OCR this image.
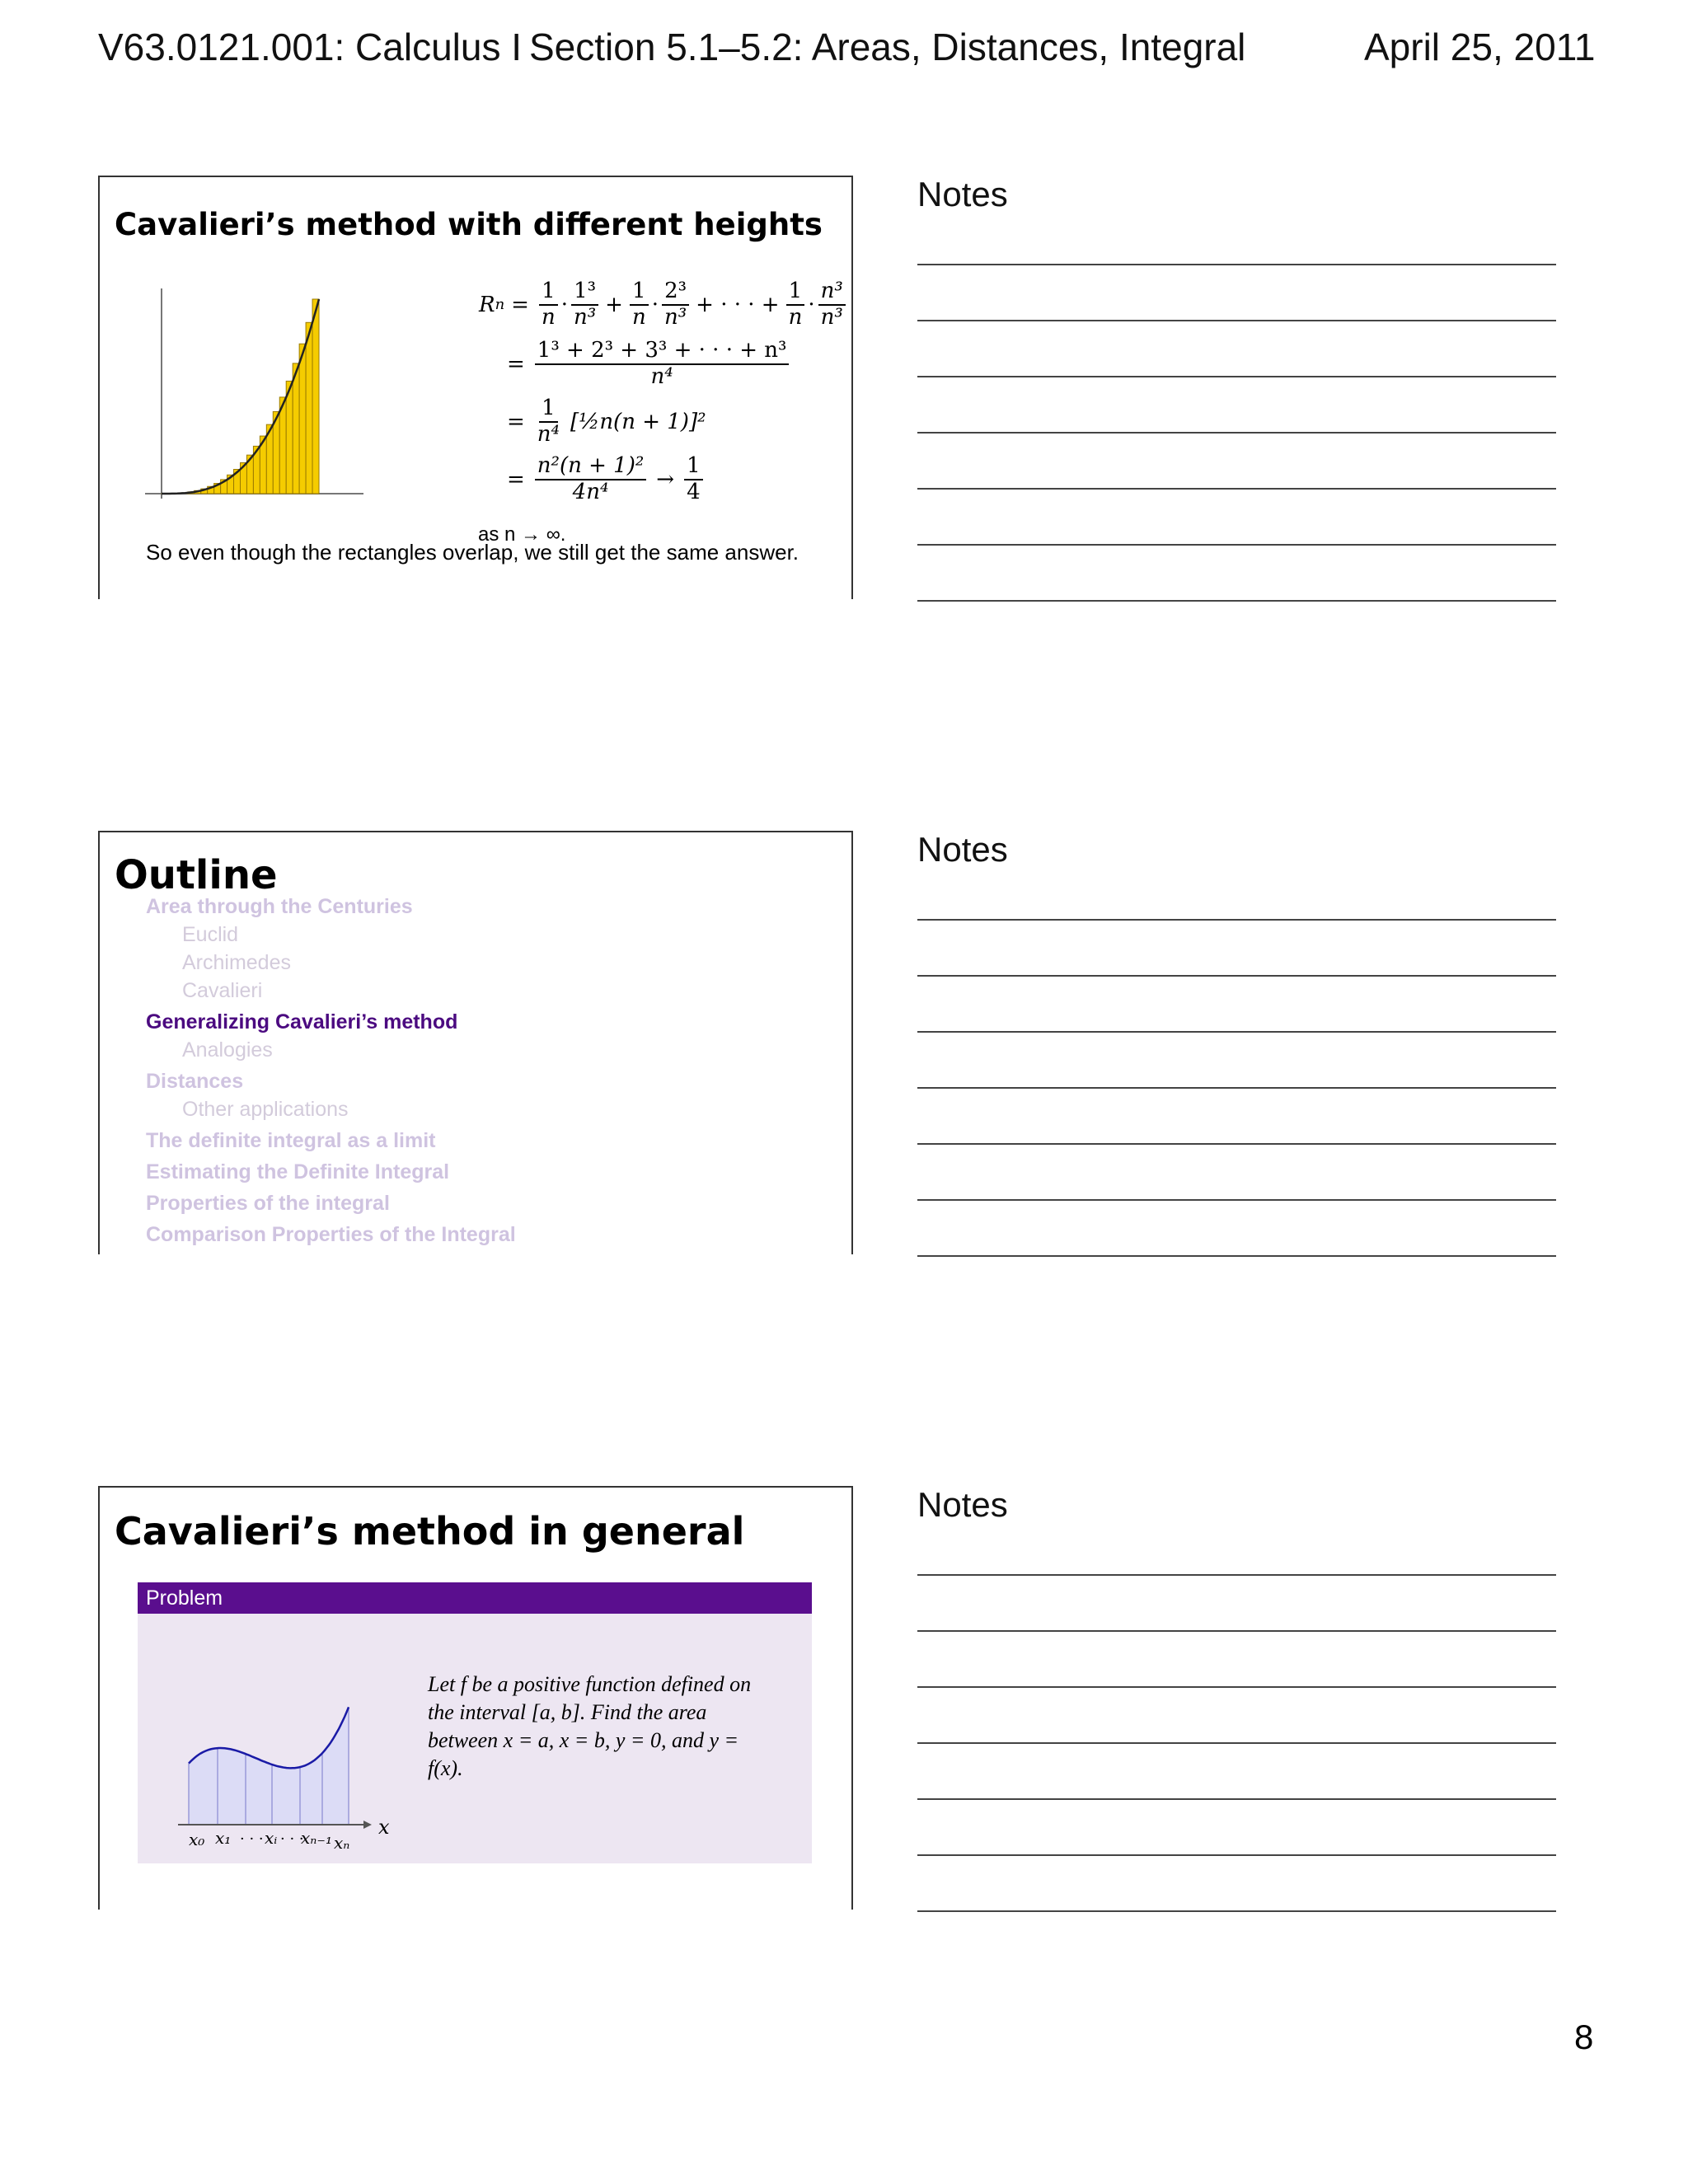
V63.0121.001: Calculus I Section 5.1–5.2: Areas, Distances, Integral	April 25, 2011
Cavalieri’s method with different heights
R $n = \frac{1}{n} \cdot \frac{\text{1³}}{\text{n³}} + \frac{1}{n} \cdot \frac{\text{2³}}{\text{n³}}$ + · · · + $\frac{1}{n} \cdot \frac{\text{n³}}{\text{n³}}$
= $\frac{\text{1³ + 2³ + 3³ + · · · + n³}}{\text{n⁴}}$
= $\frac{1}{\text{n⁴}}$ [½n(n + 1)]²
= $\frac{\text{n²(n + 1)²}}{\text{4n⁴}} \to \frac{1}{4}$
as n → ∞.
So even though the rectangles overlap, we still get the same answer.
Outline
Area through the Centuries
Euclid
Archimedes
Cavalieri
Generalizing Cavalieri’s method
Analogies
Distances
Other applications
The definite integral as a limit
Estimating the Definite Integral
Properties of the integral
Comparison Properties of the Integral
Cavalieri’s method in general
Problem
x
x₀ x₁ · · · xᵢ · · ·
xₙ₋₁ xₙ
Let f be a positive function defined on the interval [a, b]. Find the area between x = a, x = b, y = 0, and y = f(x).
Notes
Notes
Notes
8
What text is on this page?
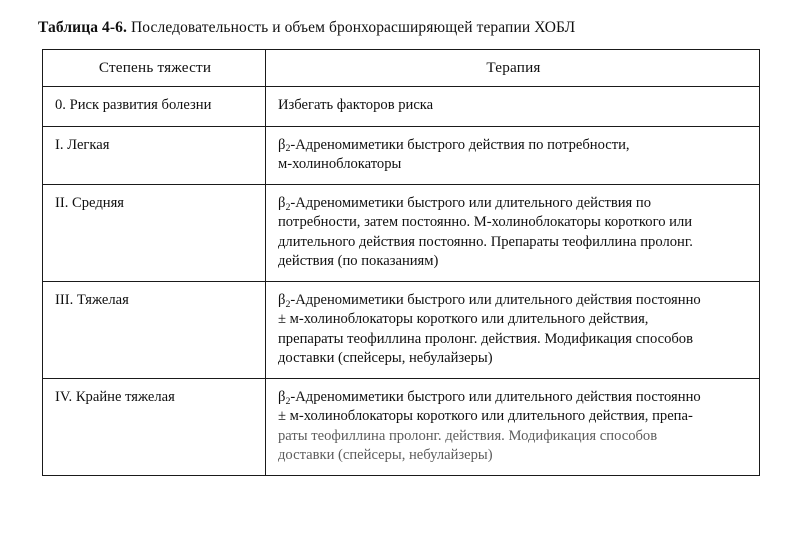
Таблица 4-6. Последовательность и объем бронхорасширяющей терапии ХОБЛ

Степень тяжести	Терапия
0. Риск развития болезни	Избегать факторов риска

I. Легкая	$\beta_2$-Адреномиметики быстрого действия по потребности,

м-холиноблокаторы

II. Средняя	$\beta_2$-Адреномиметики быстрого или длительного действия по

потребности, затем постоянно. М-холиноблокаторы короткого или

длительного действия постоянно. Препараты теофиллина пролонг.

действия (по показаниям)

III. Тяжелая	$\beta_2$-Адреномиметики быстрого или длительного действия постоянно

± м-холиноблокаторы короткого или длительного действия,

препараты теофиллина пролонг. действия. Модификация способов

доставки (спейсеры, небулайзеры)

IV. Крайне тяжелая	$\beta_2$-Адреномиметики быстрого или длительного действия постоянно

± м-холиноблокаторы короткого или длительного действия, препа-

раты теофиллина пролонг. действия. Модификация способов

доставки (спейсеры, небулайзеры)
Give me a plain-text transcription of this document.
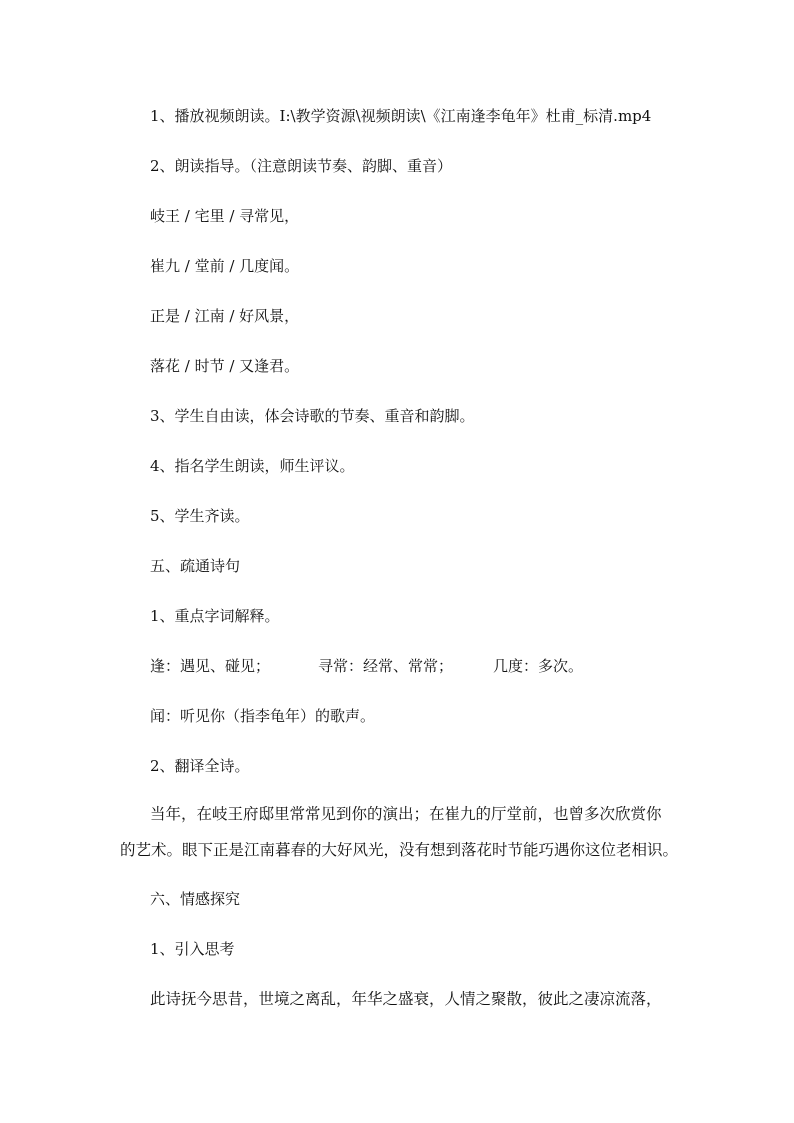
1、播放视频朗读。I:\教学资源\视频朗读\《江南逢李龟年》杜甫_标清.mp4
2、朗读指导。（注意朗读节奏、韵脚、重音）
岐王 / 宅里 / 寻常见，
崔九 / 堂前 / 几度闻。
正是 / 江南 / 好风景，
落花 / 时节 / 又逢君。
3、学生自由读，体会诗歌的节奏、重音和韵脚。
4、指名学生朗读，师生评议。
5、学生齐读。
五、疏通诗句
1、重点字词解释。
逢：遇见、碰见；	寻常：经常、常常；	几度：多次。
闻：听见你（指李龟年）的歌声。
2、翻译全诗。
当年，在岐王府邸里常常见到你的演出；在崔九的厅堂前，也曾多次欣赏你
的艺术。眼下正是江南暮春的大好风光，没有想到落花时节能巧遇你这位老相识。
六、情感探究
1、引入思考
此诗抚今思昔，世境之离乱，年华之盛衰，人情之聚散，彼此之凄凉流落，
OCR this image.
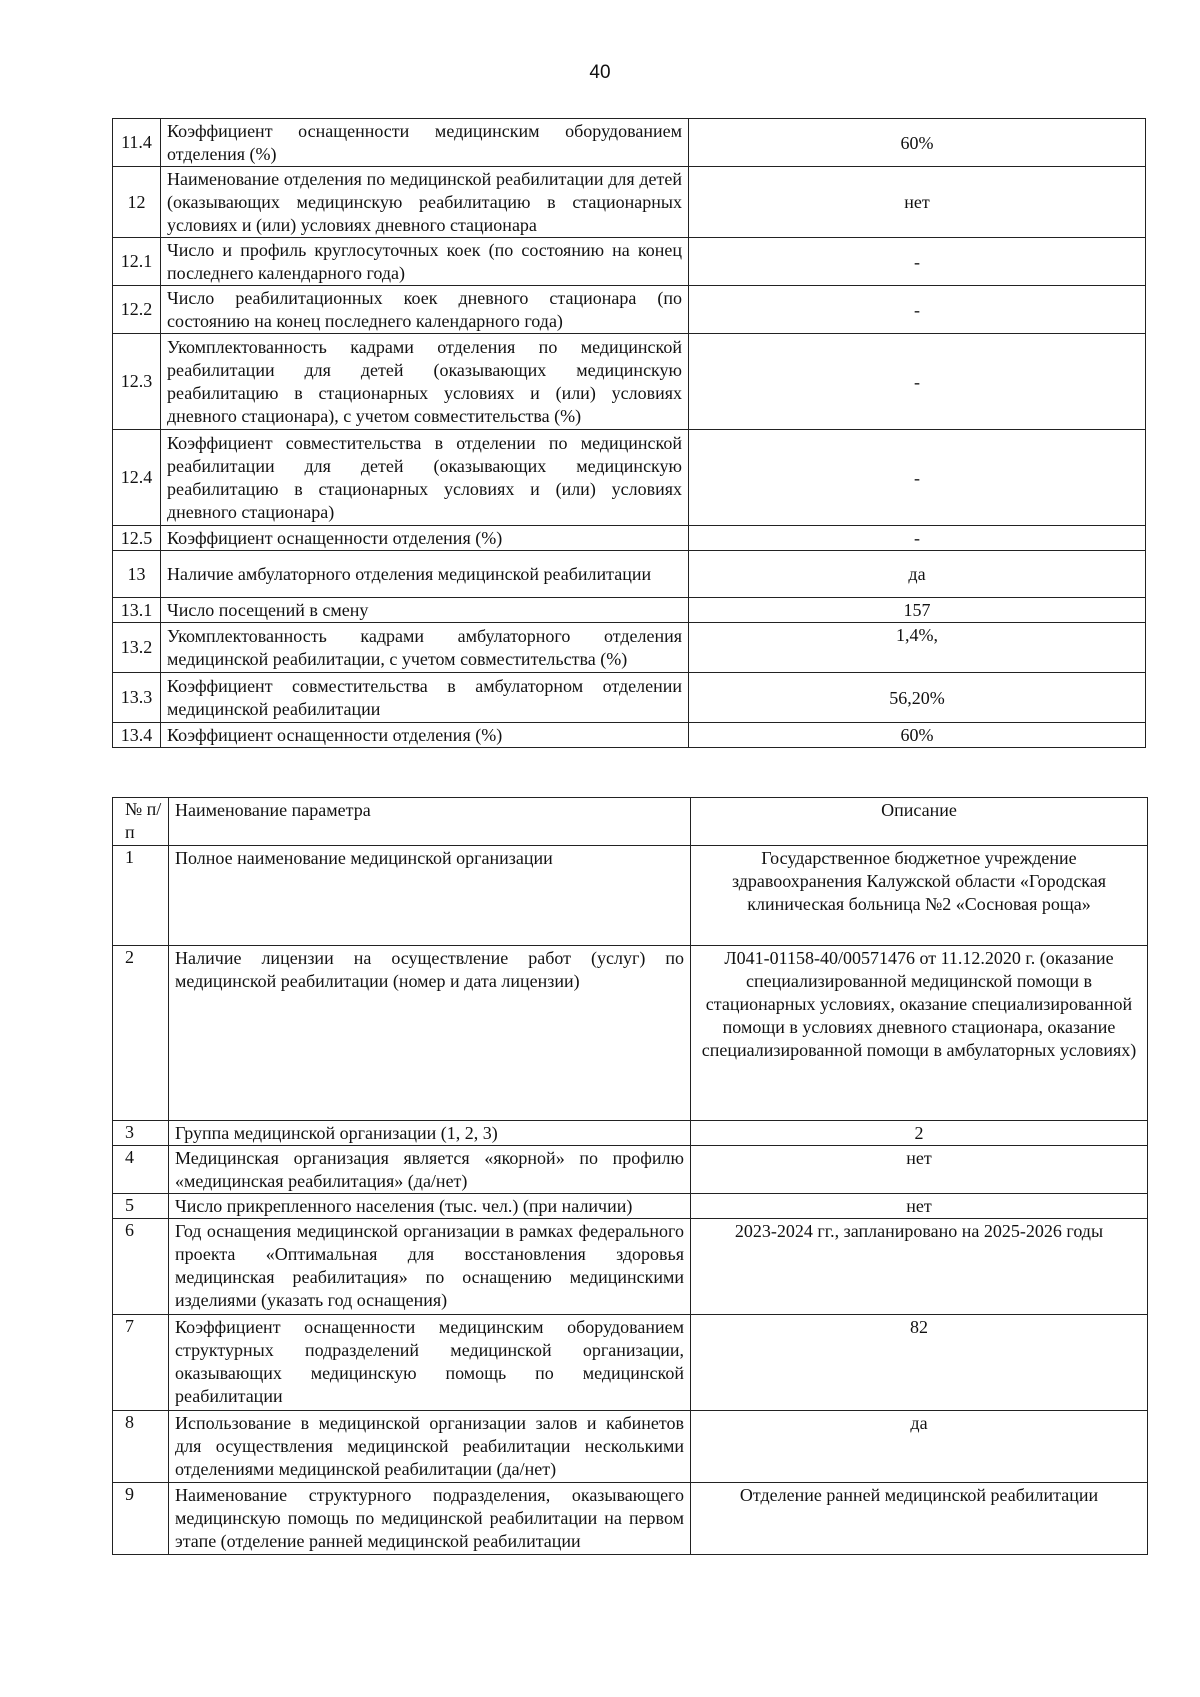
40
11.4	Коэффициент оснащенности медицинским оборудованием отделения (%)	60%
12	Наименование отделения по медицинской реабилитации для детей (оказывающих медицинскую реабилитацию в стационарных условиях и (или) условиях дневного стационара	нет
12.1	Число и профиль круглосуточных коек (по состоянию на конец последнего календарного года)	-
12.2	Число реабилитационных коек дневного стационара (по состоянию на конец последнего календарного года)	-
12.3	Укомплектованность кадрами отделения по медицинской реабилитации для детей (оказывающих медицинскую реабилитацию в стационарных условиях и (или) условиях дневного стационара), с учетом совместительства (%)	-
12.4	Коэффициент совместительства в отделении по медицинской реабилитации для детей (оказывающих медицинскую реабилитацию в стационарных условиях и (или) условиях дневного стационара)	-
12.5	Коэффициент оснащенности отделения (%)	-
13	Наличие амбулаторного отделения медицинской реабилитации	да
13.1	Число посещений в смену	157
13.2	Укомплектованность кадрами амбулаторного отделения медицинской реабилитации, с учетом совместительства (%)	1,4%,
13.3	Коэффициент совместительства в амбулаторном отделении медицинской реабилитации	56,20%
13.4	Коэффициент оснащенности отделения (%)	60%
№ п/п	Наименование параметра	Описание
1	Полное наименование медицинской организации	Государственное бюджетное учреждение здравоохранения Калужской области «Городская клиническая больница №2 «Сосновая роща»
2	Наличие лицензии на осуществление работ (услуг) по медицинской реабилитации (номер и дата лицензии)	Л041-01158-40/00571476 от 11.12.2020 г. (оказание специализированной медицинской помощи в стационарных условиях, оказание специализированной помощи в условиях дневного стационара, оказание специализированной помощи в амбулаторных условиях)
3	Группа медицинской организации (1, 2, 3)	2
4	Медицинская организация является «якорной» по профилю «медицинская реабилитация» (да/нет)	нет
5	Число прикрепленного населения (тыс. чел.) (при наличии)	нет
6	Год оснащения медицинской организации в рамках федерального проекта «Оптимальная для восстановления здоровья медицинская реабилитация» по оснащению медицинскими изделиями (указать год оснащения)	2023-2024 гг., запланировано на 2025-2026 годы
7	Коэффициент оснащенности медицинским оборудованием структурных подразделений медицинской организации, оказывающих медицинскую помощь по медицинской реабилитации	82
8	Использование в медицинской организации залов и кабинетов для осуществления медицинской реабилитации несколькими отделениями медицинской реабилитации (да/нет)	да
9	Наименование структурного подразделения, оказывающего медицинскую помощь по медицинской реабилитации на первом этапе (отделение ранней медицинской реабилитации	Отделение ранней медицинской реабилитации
++++++++++
#### [Job]
Identify and extract each line of the listing that contains "последнего".

#### [Completed task]
12.1	Число и профиль круглосуточных коек (по состоянию на конец последнего календарного года)	-
12.2	Число реабилитационных коек дневного стационара (по состоянию на конец последнего календарного года)	-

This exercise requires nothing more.